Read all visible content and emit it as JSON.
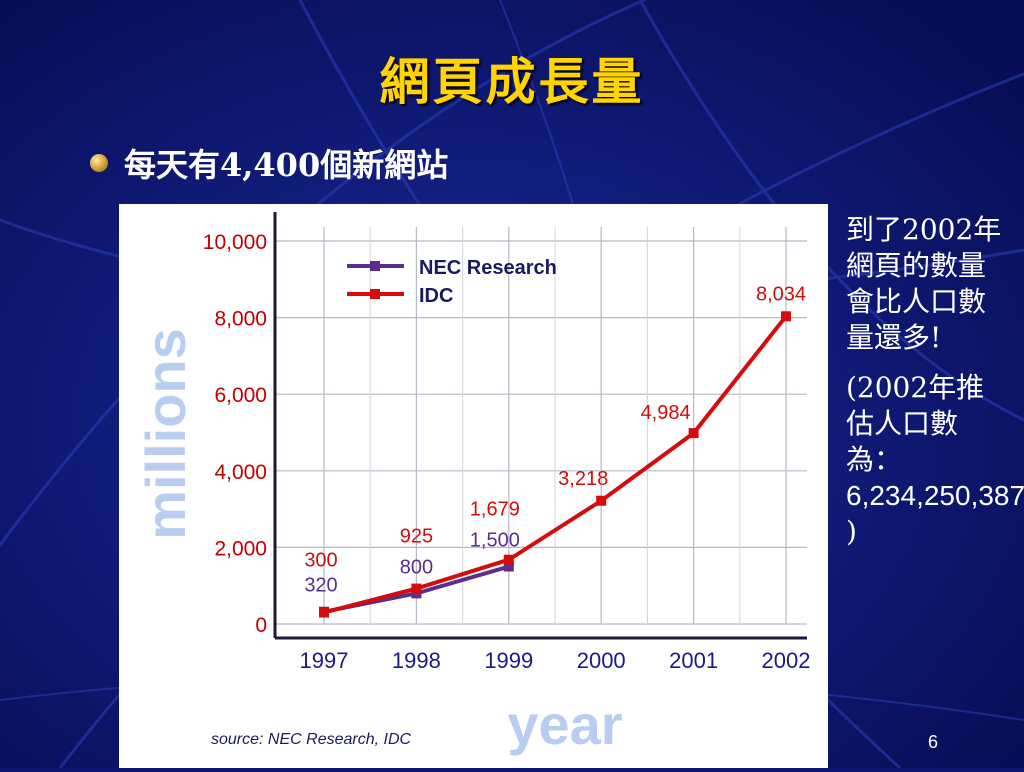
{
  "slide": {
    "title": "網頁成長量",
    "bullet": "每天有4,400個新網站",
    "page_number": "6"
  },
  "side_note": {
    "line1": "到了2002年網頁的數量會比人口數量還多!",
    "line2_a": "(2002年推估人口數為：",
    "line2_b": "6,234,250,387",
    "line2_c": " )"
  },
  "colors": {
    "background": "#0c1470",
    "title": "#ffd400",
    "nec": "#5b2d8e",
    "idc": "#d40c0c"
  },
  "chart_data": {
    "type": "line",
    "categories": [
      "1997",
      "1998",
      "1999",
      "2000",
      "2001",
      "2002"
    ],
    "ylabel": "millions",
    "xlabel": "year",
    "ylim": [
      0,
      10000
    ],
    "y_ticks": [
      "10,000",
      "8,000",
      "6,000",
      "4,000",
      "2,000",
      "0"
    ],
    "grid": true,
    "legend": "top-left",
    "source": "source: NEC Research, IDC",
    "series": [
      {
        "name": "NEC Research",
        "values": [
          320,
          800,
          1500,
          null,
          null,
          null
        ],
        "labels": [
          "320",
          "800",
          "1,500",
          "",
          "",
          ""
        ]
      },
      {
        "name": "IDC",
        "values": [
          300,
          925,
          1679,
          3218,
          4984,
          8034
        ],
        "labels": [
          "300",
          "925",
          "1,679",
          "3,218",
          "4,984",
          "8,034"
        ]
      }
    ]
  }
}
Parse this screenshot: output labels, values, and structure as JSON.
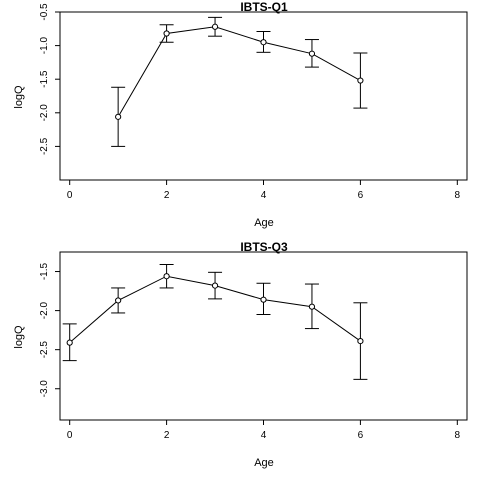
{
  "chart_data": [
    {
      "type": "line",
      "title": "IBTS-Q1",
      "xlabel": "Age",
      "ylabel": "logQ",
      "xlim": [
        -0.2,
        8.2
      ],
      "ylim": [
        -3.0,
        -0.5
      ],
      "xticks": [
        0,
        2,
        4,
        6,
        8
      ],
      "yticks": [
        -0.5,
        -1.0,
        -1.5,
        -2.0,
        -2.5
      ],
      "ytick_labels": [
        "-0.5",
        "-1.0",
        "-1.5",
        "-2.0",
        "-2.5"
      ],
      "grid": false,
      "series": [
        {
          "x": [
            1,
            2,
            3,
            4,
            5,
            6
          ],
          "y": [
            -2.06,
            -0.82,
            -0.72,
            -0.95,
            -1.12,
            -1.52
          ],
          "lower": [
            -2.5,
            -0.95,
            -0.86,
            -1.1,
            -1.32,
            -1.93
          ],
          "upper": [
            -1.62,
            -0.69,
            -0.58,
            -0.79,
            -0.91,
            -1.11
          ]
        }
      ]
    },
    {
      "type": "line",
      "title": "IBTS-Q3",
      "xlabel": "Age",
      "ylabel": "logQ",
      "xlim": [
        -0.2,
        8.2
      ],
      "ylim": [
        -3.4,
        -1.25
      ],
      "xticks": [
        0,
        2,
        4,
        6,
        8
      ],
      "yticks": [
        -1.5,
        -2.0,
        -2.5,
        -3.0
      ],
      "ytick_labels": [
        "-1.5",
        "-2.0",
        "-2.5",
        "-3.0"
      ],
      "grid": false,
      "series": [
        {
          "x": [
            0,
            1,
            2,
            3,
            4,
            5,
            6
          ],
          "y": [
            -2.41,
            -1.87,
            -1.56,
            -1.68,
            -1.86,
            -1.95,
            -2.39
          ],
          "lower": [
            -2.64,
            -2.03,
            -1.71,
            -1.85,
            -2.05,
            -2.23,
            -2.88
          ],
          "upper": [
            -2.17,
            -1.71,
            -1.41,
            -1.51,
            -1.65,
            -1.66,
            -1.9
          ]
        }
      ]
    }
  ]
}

WORK TO DO: Skip every picture and transcribe the data above exactly.

THE REPLY:
Read all visible content and emit it as JSON.
{
  "slide": {
    "title": "網頁成長量",
    "bullet": "每天有4,400個新網站",
    "page_number": "6"
  },
  "side_note": {
    "line1": "到了2002年網頁的數量會比人口數量還多!",
    "line2_a": "(2002年推估人口數為：",
    "line2_b": "6,234,250,387",
    "line2_c": " )"
  },
  "colors": {
    "background": "#0c1470",
    "title": "#ffd400",
    "nec": "#5b2d8e",
    "idc": "#d40c0c"
  },
  "chart_data": {
    "type": "line",
    "categories": [
      "1997",
      "1998",
      "1999",
      "2000",
      "2001",
      "2002"
    ],
    "ylabel": "millions",
    "xlabel": "year",
    "ylim": [
      0,
      10000
    ],
    "y_ticks": [
      "10,000",
      "8,000",
      "6,000",
      "4,000",
      "2,000",
      "0"
    ],
    "grid": true,
    "legend": "top-left",
    "source": "source: NEC Research, IDC",
    "series": [
      {
        "name": "NEC Research",
        "values": [
          320,
          800,
          1500,
          null,
          null,
          null
        ],
        "labels": [
          "320",
          "800",
          "1,500",
          "",
          "",
          ""
        ]
      },
      {
        "name": "IDC",
        "values": [
          300,
          925,
          1679,
          3218,
          4984,
          8034
        ],
        "labels": [
          "300",
          "925",
          "1,679",
          "3,218",
          "4,984",
          "8,034"
        ]
      }
    ]
  }
}
Parse this screenshot: output labels, values, and structure as JSON.
{
  "chart_data": [
    {
      "type": "line",
      "title": "IBTS-Q1",
      "xlabel": "Age",
      "ylabel": "logQ",
      "xlim": [
        -0.2,
        8.2
      ],
      "ylim": [
        -3.0,
        -0.5
      ],
      "xticks": [
        0,
        2,
        4,
        6,
        8
      ],
      "yticks": [
        -0.5,
        -1.0,
        -1.5,
        -2.0,
        -2.5
      ],
      "ytick_labels": [
        "-0.5",
        "-1.0",
        "-1.5",
        "-2.0",
        "-2.5"
      ],
      "grid": false,
      "series": [
        {
          "x": [
            1,
            2,
            3,
            4,
            5,
            6
          ],
          "y": [
            -2.06,
            -0.82,
            -0.72,
            -0.95,
            -1.12,
            -1.52
          ],
          "lower": [
            -2.5,
            -0.95,
            -0.86,
            -1.1,
            -1.32,
            -1.93
          ],
          "upper": [
            -1.62,
            -0.69,
            -0.58,
            -0.79,
            -0.91,
            -1.11
          ]
        }
      ]
    },
    {
      "type": "line",
      "title": "IBTS-Q3",
      "xlabel": "Age",
      "ylabel": "logQ",
      "xlim": [
        -0.2,
        8.2
      ],
      "ylim": [
        -3.4,
        -1.25
      ],
      "xticks": [
        0,
        2,
        4,
        6,
        8
      ],
      "yticks": [
        -1.5,
        -2.0,
        -2.5,
        -3.0
      ],
      "ytick_labels": [
        "-1.5",
        "-2.0",
        "-2.5",
        "-3.0"
      ],
      "grid": false,
      "series": [
        {
          "x": [
            0,
            1,
            2,
            3,
            4,
            5,
            6
          ],
          "y": [
            -2.41,
            -1.87,
            -1.56,
            -1.68,
            -1.86,
            -1.95,
            -2.39
          ],
          "lower": [
            -2.64,
            -2.03,
            -1.71,
            -1.85,
            -2.05,
            -2.23,
            -2.88
          ],
          "upper": [
            -2.17,
            -1.71,
            -1.41,
            -1.51,
            -1.65,
            -1.66,
            -1.9
          ]
        }
      ]
    }
  ]
}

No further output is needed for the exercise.